- What this task involves: Whenever "killing" appears in a line, please copy that line from the data.

Data items

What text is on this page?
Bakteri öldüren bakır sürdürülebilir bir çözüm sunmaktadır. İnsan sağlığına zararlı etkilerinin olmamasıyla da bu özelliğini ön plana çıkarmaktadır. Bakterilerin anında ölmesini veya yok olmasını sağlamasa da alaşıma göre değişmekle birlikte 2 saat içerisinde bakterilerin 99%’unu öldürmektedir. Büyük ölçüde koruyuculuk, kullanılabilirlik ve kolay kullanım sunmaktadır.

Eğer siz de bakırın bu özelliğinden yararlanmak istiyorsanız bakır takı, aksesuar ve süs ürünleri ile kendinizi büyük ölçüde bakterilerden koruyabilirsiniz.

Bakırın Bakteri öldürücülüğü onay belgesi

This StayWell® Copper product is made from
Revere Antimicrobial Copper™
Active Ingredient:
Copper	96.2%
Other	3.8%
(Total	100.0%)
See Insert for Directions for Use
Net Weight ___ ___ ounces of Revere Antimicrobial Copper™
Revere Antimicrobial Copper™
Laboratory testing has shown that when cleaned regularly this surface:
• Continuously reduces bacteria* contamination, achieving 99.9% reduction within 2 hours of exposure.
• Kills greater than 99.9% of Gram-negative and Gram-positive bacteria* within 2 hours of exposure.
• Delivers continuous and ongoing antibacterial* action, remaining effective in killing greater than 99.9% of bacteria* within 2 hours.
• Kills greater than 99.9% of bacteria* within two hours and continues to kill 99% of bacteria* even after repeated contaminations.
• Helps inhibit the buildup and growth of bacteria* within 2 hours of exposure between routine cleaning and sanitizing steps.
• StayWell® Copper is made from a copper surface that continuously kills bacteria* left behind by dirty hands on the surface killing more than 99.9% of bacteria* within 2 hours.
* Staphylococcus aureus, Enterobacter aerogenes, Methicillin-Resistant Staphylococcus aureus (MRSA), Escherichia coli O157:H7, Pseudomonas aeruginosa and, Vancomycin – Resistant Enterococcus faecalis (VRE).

- Task answer:
• Delivers continuous and ongoing antibacterial* action, remaining effective in killing greater than 99.9% of bacteria* within 2 hours.
• StayWell® Copper is made from a copper surface that continuously kills bacteria* left behind by dirty hands on the surface killing more than 99.9% of bacteria* within 2 hours.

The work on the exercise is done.